----- Dataset entries -----

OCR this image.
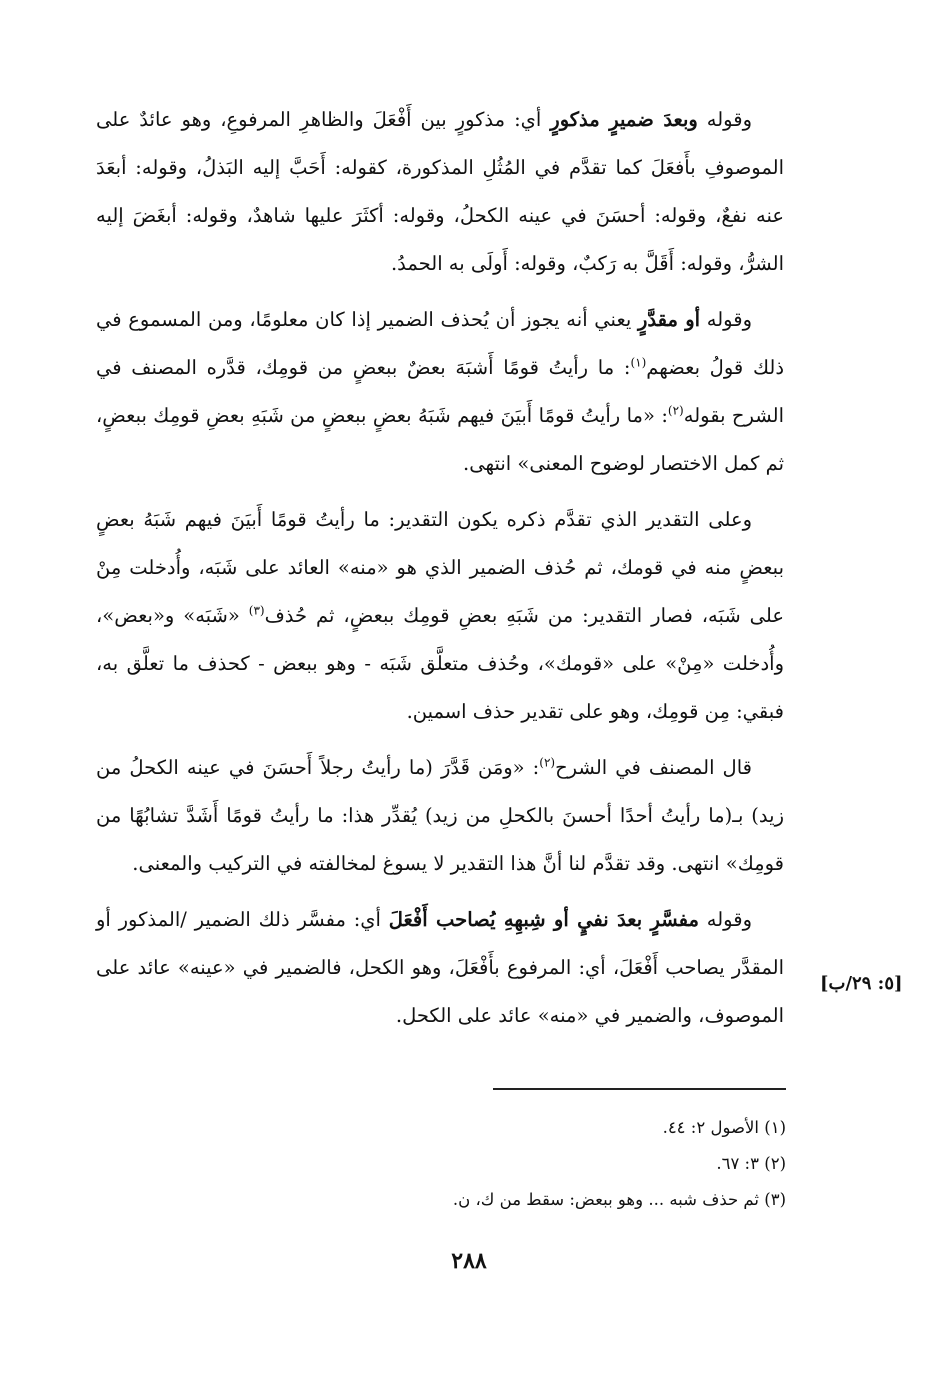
وقوله وبعدَ ضميرٍ مذكورٍ أي: مذكورٍ بين أَفْعَلَ والظاهرِ المرفوعِ، وهو عائدٌ على الموصوفِ بأَفعَلَ كما تقدَّم في المُثُلِ المذكورة، كقوله: أَحَبَّ إليه البَذلُ، وقوله: أبعَدَ عنه نفعٌ، وقوله: أحسَنَ في عينه الكحلُ، وقوله: أكثَرَ عليها شاهدٌ، وقوله: أبغَضَ إليه الشرُّ، وقوله: أَقَلَّ به رَكبٌ، وقوله: أَولَى به الحمدُ.

وقوله أو مقدَّرٍ يعني أنه يجوز أن يُحذف الضمير إذا كان معلومًا، ومن المسموع في ذلك قولُ بعضهم$^{(١)}$: ما رأيتُ قومًا أَشبَهَ بعضٌ ببعضٍ من قومِك، قدَّره المصنف في الشرح بقوله$^{(٢)}$: «ما رأيتُ قومًا أَبيَنَ فيهم شَبَهُ بعضٍ ببعضٍ من شَبَهِ بعضِ قومِك ببعضٍ، ثم كمل الاختصار لوضوح المعنى» انتهى.

وعلى التقدير الذي تقدَّم ذكره يكون التقدير: ما رأيتُ قومًا أَبيَنَ فيهم شَبَهُ بعضٍ ببعضٍ منه في قومك، ثم حُذف الضمير الذي هو «منه» العائد على شَبَه، وأُدخلت مِنْ على شَبَه، فصار التقدير: من شَبَهِ بعضِ قومِك ببعضٍ، ثم حُذف$^{(٣)}$ «شَبَه» و«بعض»، وأُدخلت «مِنْ» على «قومك»، وحُذف متعلَّق شَبَه - وهو ببعض - كحذف ما تعلَّق به، فبقي: مِن قومِك، وهو على تقدير حذف اسمين.

قال المصنف في الشرح$^{(٢)}$: «ومَن قَدَّرَ (ما رأيتُ رجلاً أَحسَنَ في عينه الكحلُ من زيد) بـ(ما رأيتُ أحدًا أحسنَ بالكحلِ من زيد) يُقدِّر هذا: ما رأيتُ قومًا أَشَدَّ تشابُهًا من قومِك» انتهى. وقد تقدَّم لنا أنَّ هذا التقدير لا يسوغ لمخالفته في التركيب والمعنى.

وقوله مفسَّرٍ بعدَ نفيٍ أو شِبهِهِ يُصاحب أَفْعَلَ أي: مفسَّر ذلك الضمير /المذكور أو المقدَّر يصاحب أَفْعَلَ، أي: المرفوع بأَفْعَلَ، وهو الكحل، فالضمير في «عينه» عائد على الموصوف، والضمير في «منه» عائد على الكحل.

[٥: ٢٩/ب]

(١) الأصول ٢: ٤٤.

(٢) ٣: ٦٧.

(٣) ثم حذف شبه ... وهو ببعض: سقط من ك، ن.

٢٨٨
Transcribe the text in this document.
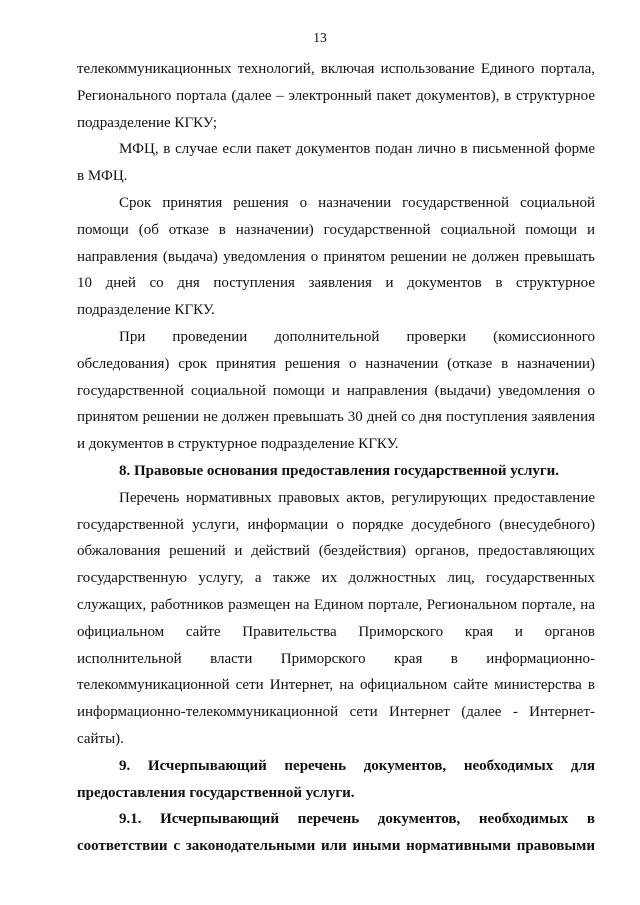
13

телекоммуникационных технологий, включая использование Единого портала, Регионального портала (далее – электронный пакет документов), в структурное подразделение КГКУ;

МФЦ, в случае если пакет документов подан лично в письменной форме в МФЦ.

Срок принятия решения о назначении государственной социальной помощи (об отказе в назначении) государственной социальной помощи и направления (выдача) уведомления о принятом решении не должен превышать 10 дней со дня поступления заявления и документов в структурное подразделение КГКУ.

При проведении дополнительной проверки (комиссионного обследования) срок принятия решения о назначении (отказе в назначении) государственной социальной помощи и направления (выдачи) уведомления о принятом решении не должен превышать 30 дней со дня поступления заявления и документов в структурное подразделение КГКУ.

8. Правовые основания предоставления государственной услуги.

Перечень нормативных правовых актов, регулирующих предоставление государственной услуги, информации о порядке досудебного (внесудебного) обжалования решений и действий (бездействия) органов, предоставляющих государственную услугу, а также их должностных лиц, государственных служащих, работников размещен на Едином портале, Региональном портале, на официальном сайте Правительства Приморского края и органов исполнительной власти Приморского края в информационно-телекоммуникационной сети Интернет, на официальном сайте министерства в информационно-телекоммуникационной сети Интернет (далее - Интернет-сайты).

9. Исчерпывающий перечень документов, необходимых для предоставления государственной услуги.

9.1. Исчерпывающий перечень документов, необходимых в соответствии с законодательными или иными нормативными правовыми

-----

## [What to produce]
Return each line of the data, keeping its wording exact and omitting pictures.

## [Output below]
OCR this image.
وقوله وبعدَ ضميرٍ مذكورٍ أي: مذكورٍ بين أَفْعَلَ والظاهرِ المرفوعِ، وهو عائدٌ على الموصوفِ بأَفعَلَ كما تقدَّم في المُثُلِ المذكورة، كقوله: أَحَبَّ إليه البَذلُ، وقوله: أبعَدَ عنه نفعٌ، وقوله: أحسَنَ في عينه الكحلُ، وقوله: أكثَرَ عليها شاهدٌ، وقوله: أبغَضَ إليه الشرُّ، وقوله: أَقَلَّ به رَكبٌ، وقوله: أَولَى به الحمدُ.

وقوله أو مقدَّرٍ يعني أنه يجوز أن يُحذف الضمير إذا كان معلومًا، ومن المسموع في ذلك قولُ بعضهم$^{(١)}$: ما رأيتُ قومًا أَشبَهَ بعضٌ ببعضٍ من قومِك، قدَّره المصنف في الشرح بقوله$^{(٢)}$: «ما رأيتُ قومًا أَبيَنَ فيهم شَبَهُ بعضٍ ببعضٍ من شَبَهِ بعضِ قومِك ببعضٍ، ثم كمل الاختصار لوضوح المعنى» انتهى.

وعلى التقدير الذي تقدَّم ذكره يكون التقدير: ما رأيتُ قومًا أَبيَنَ فيهم شَبَهُ بعضٍ ببعضٍ منه في قومك، ثم حُذف الضمير الذي هو «منه» العائد على شَبَه، وأُدخلت مِنْ على شَبَه، فصار التقدير: من شَبَهِ بعضِ قومِك ببعضٍ، ثم حُذف$^{(٣)}$ «شَبَه» و«بعض»، وأُدخلت «مِنْ» على «قومك»، وحُذف متعلَّق شَبَه - وهو ببعض - كحذف ما تعلَّق به، فبقي: مِن قومِك، وهو على تقدير حذف اسمين.

قال المصنف في الشرح$^{(٢)}$: «ومَن قَدَّرَ (ما رأيتُ رجلاً أَحسَنَ في عينه الكحلُ من زيد) بـ(ما رأيتُ أحدًا أحسنَ بالكحلِ من زيد) يُقدِّر هذا: ما رأيتُ قومًا أَشَدَّ تشابُهًا من قومِك» انتهى. وقد تقدَّم لنا أنَّ هذا التقدير لا يسوغ لمخالفته في التركيب والمعنى.

وقوله مفسَّرٍ بعدَ نفيٍ أو شِبهِهِ يُصاحب أَفْعَلَ أي: مفسَّر ذلك الضمير /المذكور أو المقدَّر يصاحب أَفْعَلَ، أي: المرفوع بأَفْعَلَ، وهو الكحل، فالضمير في «عينه» عائد على الموصوف، والضمير في «منه» عائد على الكحل.

[٥: ٢٩/ب]

(١) الأصول ٢: ٤٤.

(٢) ٣: ٦٧.

(٣) ثم حذف شبه ... وهو ببعض: سقط من ك، ن.

٢٨٨
Transcribe the text in this document.
13

телекоммуникационных технологий, включая использование Единого портала, Регионального портала (далее – электронный пакет документов), в структурное подразделение КГКУ;

МФЦ, в случае если пакет документов подан лично в письменной форме в МФЦ.

Срок принятия решения о назначении государственной социальной помощи (об отказе в назначении) государственной социальной помощи и направления (выдача) уведомления о принятом решении не должен превышать 10 дней со дня поступления заявления и документов в структурное подразделение КГКУ.

При проведении дополнительной проверки (комиссионного обследования) срок принятия решения о назначении (отказе в назначении) государственной социальной помощи и направления (выдачи) уведомления о принятом решении не должен превышать 30 дней со дня поступления заявления и документов в структурное подразделение КГКУ.

8. Правовые основания предоставления государственной услуги.

Перечень нормативных правовых актов, регулирующих предоставление государственной услуги, информации о порядке досудебного (внесудебного) обжалования решений и действий (бездействия) органов, предоставляющих государственную услугу, а также их должностных лиц, государственных служащих, работников размещен на Едином портале, Региональном портале, на официальном сайте Правительства Приморского края и органов исполнительной власти Приморского края в информационно-телекоммуникационной сети Интернет, на официальном сайте министерства в информационно-телекоммуникационной сети Интернет (далее - Интернет-сайты).

9. Исчерпывающий перечень документов, необходимых для предоставления государственной услуги.

9.1. Исчерпывающий перечень документов, необходимых в соответствии с законодательными или иными нормативными правовыми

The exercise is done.